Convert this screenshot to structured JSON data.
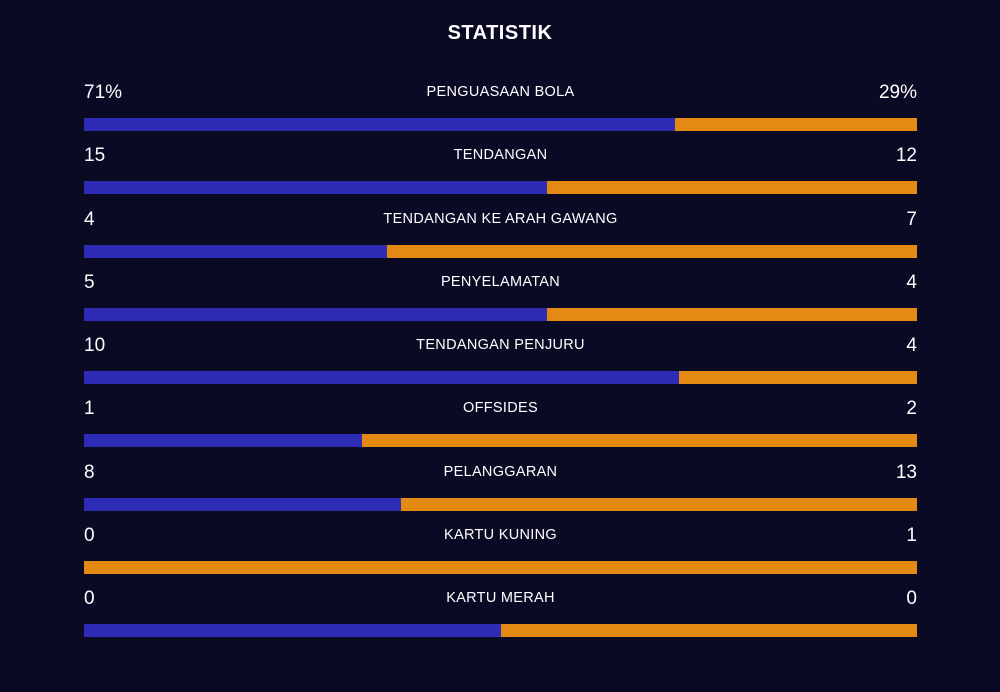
{
  "title": "STATISTIK",
  "colors": {
    "background": "#0a0a25",
    "home": "#2e2cb5",
    "away": "#e48a13",
    "text": "#ffffff"
  },
  "stats": [
    {
      "label": "PENGUASAAN BOLA",
      "home": "71%",
      "away": "29%",
      "home_share": 0.71
    },
    {
      "label": "TENDANGAN",
      "home": "15",
      "away": "12",
      "home_share": 0.5556
    },
    {
      "label": "TENDANGAN KE ARAH GAWANG",
      "home": "4",
      "away": "7",
      "home_share": 0.3636
    },
    {
      "label": "PENYELAMATAN",
      "home": "5",
      "away": "4",
      "home_share": 0.5556
    },
    {
      "label": "TENDANGAN PENJURU",
      "home": "10",
      "away": "4",
      "home_share": 0.7143
    },
    {
      "label": "OFFSIDES",
      "home": "1",
      "away": "2",
      "home_share": 0.3333
    },
    {
      "label": "PELANGGARAN",
      "home": "8",
      "away": "13",
      "home_share": 0.381
    },
    {
      "label": "KARTU KUNING",
      "home": "0",
      "away": "1",
      "home_share": 0
    },
    {
      "label": "KARTU MERAH",
      "home": "0",
      "away": "0",
      "home_share": 0.5
    }
  ]
}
━━━━━━━━
- Set problem -
Go through the entries above and print each one exactly, minus the pictures.

- Solution for this problem -
Convert this screenshot to structured JSON data.
{
  "title": "STATISTIK",
  "colors": {
    "background": "#0a0a25",
    "home": "#2e2cb5",
    "away": "#e48a13",
    "text": "#ffffff"
  },
  "stats": [
    {
      "label": "PENGUASAAN BOLA",
      "home": "71%",
      "away": "29%",
      "home_share": 0.71
    },
    {
      "label": "TENDANGAN",
      "home": "15",
      "away": "12",
      "home_share": 0.5556
    },
    {
      "label": "TENDANGAN KE ARAH GAWANG",
      "home": "4",
      "away": "7",
      "home_share": 0.3636
    },
    {
      "label": "PENYELAMATAN",
      "home": "5",
      "away": "4",
      "home_share": 0.5556
    },
    {
      "label": "TENDANGAN PENJURU",
      "home": "10",
      "away": "4",
      "home_share": 0.7143
    },
    {
      "label": "OFFSIDES",
      "home": "1",
      "away": "2",
      "home_share": 0.3333
    },
    {
      "label": "PELANGGARAN",
      "home": "8",
      "away": "13",
      "home_share": 0.381
    },
    {
      "label": "KARTU KUNING",
      "home": "0",
      "away": "1",
      "home_share": 0
    },
    {
      "label": "KARTU MERAH",
      "home": "0",
      "away": "0",
      "home_share": 0.5
    }
  ]
}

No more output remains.